**Records provided**

^^^^^^^^

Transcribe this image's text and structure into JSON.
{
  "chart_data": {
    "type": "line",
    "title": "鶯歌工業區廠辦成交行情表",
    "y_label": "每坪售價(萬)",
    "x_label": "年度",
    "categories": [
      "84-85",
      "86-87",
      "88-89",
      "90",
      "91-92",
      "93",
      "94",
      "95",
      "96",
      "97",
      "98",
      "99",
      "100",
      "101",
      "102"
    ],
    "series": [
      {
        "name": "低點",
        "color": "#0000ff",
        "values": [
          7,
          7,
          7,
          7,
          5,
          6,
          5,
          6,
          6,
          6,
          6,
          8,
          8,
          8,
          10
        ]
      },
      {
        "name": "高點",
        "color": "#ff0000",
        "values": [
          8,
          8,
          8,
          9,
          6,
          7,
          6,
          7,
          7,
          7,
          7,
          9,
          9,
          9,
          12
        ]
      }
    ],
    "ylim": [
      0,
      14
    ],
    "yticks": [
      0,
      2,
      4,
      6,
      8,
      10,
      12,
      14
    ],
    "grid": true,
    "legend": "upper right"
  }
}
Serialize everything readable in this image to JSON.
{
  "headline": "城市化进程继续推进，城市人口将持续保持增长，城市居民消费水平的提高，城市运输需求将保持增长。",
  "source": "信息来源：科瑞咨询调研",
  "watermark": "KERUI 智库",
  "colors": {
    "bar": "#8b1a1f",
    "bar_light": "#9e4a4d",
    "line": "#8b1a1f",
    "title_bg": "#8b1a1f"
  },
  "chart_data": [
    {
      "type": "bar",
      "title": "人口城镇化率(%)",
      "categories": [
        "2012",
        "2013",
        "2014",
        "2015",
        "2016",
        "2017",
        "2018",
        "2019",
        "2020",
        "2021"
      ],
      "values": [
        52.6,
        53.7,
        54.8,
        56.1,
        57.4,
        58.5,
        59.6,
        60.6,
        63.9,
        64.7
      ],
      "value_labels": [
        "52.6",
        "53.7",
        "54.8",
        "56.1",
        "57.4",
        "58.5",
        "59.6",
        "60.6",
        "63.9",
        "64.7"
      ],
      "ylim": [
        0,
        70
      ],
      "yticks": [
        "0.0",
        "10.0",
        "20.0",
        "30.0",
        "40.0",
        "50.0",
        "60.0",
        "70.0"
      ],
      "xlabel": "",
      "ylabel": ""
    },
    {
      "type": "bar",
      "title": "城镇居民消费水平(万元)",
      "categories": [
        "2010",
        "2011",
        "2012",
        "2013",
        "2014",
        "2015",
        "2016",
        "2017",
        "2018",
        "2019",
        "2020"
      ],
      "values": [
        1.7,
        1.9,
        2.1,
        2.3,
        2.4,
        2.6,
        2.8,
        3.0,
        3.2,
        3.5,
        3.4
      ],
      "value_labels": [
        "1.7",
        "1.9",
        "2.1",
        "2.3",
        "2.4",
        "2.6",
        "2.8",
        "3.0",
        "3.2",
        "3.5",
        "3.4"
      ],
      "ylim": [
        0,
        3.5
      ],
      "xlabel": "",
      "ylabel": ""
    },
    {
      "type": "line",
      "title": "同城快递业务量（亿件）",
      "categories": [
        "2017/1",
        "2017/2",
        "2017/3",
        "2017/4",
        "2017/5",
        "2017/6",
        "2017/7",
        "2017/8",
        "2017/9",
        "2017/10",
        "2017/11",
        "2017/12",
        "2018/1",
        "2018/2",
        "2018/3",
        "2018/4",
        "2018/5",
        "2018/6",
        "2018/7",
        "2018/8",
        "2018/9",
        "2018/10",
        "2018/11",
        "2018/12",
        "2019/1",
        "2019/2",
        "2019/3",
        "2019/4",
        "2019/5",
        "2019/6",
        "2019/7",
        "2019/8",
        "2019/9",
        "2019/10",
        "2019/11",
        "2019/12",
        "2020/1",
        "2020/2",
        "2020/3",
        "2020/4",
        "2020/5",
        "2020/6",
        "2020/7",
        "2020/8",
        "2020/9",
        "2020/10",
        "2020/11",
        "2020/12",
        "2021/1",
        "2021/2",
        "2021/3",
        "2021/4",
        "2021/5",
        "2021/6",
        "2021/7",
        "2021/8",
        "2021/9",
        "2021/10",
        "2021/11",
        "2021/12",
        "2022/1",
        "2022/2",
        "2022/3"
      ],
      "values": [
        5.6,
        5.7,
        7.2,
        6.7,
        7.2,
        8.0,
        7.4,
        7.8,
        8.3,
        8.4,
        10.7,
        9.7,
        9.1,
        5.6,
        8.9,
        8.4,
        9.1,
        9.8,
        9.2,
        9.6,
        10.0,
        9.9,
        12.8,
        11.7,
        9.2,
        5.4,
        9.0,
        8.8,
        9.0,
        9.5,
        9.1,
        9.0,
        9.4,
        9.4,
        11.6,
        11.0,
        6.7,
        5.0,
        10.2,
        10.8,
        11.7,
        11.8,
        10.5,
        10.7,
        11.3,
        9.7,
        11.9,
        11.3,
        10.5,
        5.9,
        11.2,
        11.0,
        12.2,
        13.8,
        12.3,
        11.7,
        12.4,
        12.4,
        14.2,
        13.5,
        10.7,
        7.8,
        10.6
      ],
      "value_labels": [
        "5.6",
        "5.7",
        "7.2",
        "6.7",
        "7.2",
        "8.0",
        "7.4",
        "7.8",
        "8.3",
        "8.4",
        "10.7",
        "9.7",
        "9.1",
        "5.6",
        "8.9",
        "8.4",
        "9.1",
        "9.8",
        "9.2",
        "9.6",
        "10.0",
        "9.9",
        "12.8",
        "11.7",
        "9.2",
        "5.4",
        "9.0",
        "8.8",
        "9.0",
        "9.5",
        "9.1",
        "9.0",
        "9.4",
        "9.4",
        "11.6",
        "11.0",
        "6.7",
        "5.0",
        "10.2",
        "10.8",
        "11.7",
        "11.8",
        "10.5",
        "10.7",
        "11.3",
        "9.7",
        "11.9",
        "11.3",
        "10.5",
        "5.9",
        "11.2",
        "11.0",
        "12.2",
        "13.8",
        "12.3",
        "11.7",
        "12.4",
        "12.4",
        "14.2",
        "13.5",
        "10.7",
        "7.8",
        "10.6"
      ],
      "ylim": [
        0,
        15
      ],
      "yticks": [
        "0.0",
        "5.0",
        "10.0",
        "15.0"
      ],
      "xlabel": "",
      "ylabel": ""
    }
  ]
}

^^^^^^^^

**Your task**
Using the listing above, please repeat every entry exactly.

**Task answer**
Transcribe this image's text and structure into JSON.
{
  "chart_data": {
    "type": "line",
    "title": "鶯歌工業區廠辦成交行情表",
    "y_label": "每坪售價(萬)",
    "x_label": "年度",
    "categories": [
      "84-85",
      "86-87",
      "88-89",
      "90",
      "91-92",
      "93",
      "94",
      "95",
      "96",
      "97",
      "98",
      "99",
      "100",
      "101",
      "102"
    ],
    "series": [
      {
        "name": "低點",
        "color": "#0000ff",
        "values": [
          7,
          7,
          7,
          7,
          5,
          6,
          5,
          6,
          6,
          6,
          6,
          8,
          8,
          8,
          10
        ]
      },
      {
        "name": "高點",
        "color": "#ff0000",
        "values": [
          8,
          8,
          8,
          9,
          6,
          7,
          6,
          7,
          7,
          7,
          7,
          9,
          9,
          9,
          12
        ]
      }
    ],
    "ylim": [
      0,
      14
    ],
    "yticks": [
      0,
      2,
      4,
      6,
      8,
      10,
      12,
      14
    ],
    "grid": true,
    "legend": "upper right"
  }
}
Serialize everything readable in this image to JSON.
{
  "headline": "城市化进程继续推进，城市人口将持续保持增长，城市居民消费水平的提高，城市运输需求将保持增长。",
  "source": "信息来源：科瑞咨询调研",
  "watermark": "KERUI 智库",
  "colors": {
    "bar": "#8b1a1f",
    "bar_light": "#9e4a4d",
    "line": "#8b1a1f",
    "title_bg": "#8b1a1f"
  },
  "chart_data": [
    {
      "type": "bar",
      "title": "人口城镇化率(%)",
      "categories": [
        "2012",
        "2013",
        "2014",
        "2015",
        "2016",
        "2017",
        "2018",
        "2019",
        "2020",
        "2021"
      ],
      "values": [
        52.6,
        53.7,
        54.8,
        56.1,
        57.4,
        58.5,
        59.6,
        60.6,
        63.9,
        64.7
      ],
      "value_labels": [
        "52.6",
        "53.7",
        "54.8",
        "56.1",
        "57.4",
        "58.5",
        "59.6",
        "60.6",
        "63.9",
        "64.7"
      ],
      "ylim": [
        0,
        70
      ],
      "yticks": [
        "0.0",
        "10.0",
        "20.0",
        "30.0",
        "40.0",
        "50.0",
        "60.0",
        "70.0"
      ],
      "xlabel": "",
      "ylabel": ""
    },
    {
      "type": "bar",
      "title": "城镇居民消费水平(万元)",
      "categories": [
        "2010",
        "2011",
        "2012",
        "2013",
        "2014",
        "2015",
        "2016",
        "2017",
        "2018",
        "2019",
        "2020"
      ],
      "values": [
        1.7,
        1.9,
        2.1,
        2.3,
        2.4,
        2.6,
        2.8,
        3.0,
        3.2,
        3.5,
        3.4
      ],
      "value_labels": [
        "1.7",
        "1.9",
        "2.1",
        "2.3",
        "2.4",
        "2.6",
        "2.8",
        "3.0",
        "3.2",
        "3.5",
        "3.4"
      ],
      "ylim": [
        0,
        3.5
      ],
      "xlabel": "",
      "ylabel": ""
    },
    {
      "type": "line",
      "title": "同城快递业务量（亿件）",
      "categories": [
        "2017/1",
        "2017/2",
        "2017/3",
        "2017/4",
        "2017/5",
        "2017/6",
        "2017/7",
        "2017/8",
        "2017/9",
        "2017/10",
        "2017/11",
        "2017/12",
        "2018/1",
        "2018/2",
        "2018/3",
        "2018/4",
        "2018/5",
        "2018/6",
        "2018/7",
        "2018/8",
        "2018/9",
        "2018/10",
        "2018/11",
        "2018/12",
        "2019/1",
        "2019/2",
        "2019/3",
        "2019/4",
        "2019/5",
        "2019/6",
        "2019/7",
        "2019/8",
        "2019/9",
        "2019/10",
        "2019/11",
        "2019/12",
        "2020/1",
        "2020/2",
        "2020/3",
        "2020/4",
        "2020/5",
        "2020/6",
        "2020/7",
        "2020/8",
        "2020/9",
        "2020/10",
        "2020/11",
        "2020/12",
        "2021/1",
        "2021/2",
        "2021/3",
        "2021/4",
        "2021/5",
        "2021/6",
        "2021/7",
        "2021/8",
        "2021/9",
        "2021/10",
        "2021/11",
        "2021/12",
        "2022/1",
        "2022/2",
        "2022/3"
      ],
      "values": [
        5.6,
        5.7,
        7.2,
        6.7,
        7.2,
        8.0,
        7.4,
        7.8,
        8.3,
        8.4,
        10.7,
        9.7,
        9.1,
        5.6,
        8.9,
        8.4,
        9.1,
        9.8,
        9.2,
        9.6,
        10.0,
        9.9,
        12.8,
        11.7,
        9.2,
        5.4,
        9.0,
        8.8,
        9.0,
        9.5,
        9.1,
        9.0,
        9.4,
        9.4,
        11.6,
        11.0,
        6.7,
        5.0,
        10.2,
        10.8,
        11.7,
        11.8,
        10.5,
        10.7,
        11.3,
        9.7,
        11.9,
        11.3,
        10.5,
        5.9,
        11.2,
        11.0,
        12.2,
        13.8,
        12.3,
        11.7,
        12.4,
        12.4,
        14.2,
        13.5,
        10.7,
        7.8,
        10.6
      ],
      "value_labels": [
        "5.6",
        "5.7",
        "7.2",
        "6.7",
        "7.2",
        "8.0",
        "7.4",
        "7.8",
        "8.3",
        "8.4",
        "10.7",
        "9.7",
        "9.1",
        "5.6",
        "8.9",
        "8.4",
        "9.1",
        "9.8",
        "9.2",
        "9.6",
        "10.0",
        "9.9",
        "12.8",
        "11.7",
        "9.2",
        "5.4",
        "9.0",
        "8.8",
        "9.0",
        "9.5",
        "9.1",
        "9.0",
        "9.4",
        "9.4",
        "11.6",
        "11.0",
        "6.7",
        "5.0",
        "10.2",
        "10.8",
        "11.7",
        "11.8",
        "10.5",
        "10.7",
        "11.3",
        "9.7",
        "11.9",
        "11.3",
        "10.5",
        "5.9",
        "11.2",
        "11.0",
        "12.2",
        "13.8",
        "12.3",
        "11.7",
        "12.4",
        "12.4",
        "14.2",
        "13.5",
        "10.7",
        "7.8",
        "10.6"
      ],
      "ylim": [
        0,
        15
      ],
      "yticks": [
        "0.0",
        "5.0",
        "10.0",
        "15.0"
      ],
      "xlabel": "",
      "ylabel": ""
    }
  ]
}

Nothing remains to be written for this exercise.